How many of the lines here include "this"? Answer with a single number.

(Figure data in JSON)
+--

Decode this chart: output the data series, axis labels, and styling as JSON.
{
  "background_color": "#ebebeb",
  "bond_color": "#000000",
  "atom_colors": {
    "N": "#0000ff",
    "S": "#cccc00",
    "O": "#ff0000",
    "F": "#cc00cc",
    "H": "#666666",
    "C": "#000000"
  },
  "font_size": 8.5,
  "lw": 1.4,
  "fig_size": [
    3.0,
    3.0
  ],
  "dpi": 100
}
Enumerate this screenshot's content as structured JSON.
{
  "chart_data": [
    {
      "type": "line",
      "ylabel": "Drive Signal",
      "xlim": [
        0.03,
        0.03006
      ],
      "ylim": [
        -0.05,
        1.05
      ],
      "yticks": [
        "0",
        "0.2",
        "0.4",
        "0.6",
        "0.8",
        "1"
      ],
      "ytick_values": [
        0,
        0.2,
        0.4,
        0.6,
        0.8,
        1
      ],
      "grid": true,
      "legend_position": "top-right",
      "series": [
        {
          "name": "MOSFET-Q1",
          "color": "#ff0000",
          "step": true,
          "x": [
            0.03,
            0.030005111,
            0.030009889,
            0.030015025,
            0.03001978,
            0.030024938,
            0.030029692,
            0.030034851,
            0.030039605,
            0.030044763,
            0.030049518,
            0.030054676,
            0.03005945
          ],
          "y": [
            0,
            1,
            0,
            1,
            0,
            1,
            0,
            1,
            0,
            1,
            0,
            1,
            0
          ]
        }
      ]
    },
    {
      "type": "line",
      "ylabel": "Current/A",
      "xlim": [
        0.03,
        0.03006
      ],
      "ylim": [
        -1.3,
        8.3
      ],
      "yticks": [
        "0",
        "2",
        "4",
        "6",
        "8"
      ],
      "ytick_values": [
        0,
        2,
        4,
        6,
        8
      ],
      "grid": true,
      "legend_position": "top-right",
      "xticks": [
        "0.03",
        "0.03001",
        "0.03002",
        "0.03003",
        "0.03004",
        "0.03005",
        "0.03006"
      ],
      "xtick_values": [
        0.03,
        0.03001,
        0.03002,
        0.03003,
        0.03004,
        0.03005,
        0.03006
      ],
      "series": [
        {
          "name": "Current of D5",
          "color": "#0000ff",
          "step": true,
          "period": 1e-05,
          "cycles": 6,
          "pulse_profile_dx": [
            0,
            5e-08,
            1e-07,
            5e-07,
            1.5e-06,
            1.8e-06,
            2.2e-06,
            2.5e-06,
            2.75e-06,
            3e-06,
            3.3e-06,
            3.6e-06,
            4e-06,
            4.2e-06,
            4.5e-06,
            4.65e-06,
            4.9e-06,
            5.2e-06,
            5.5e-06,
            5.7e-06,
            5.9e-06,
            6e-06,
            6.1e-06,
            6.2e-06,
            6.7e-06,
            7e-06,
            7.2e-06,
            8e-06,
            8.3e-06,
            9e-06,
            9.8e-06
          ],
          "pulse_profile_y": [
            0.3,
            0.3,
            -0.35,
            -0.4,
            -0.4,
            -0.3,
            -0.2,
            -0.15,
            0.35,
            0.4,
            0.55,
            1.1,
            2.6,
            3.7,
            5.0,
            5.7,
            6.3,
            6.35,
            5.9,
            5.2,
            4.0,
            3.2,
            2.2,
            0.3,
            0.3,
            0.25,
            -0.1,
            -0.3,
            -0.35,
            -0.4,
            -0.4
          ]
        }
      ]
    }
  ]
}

+--

*Answer to the exercise*: 2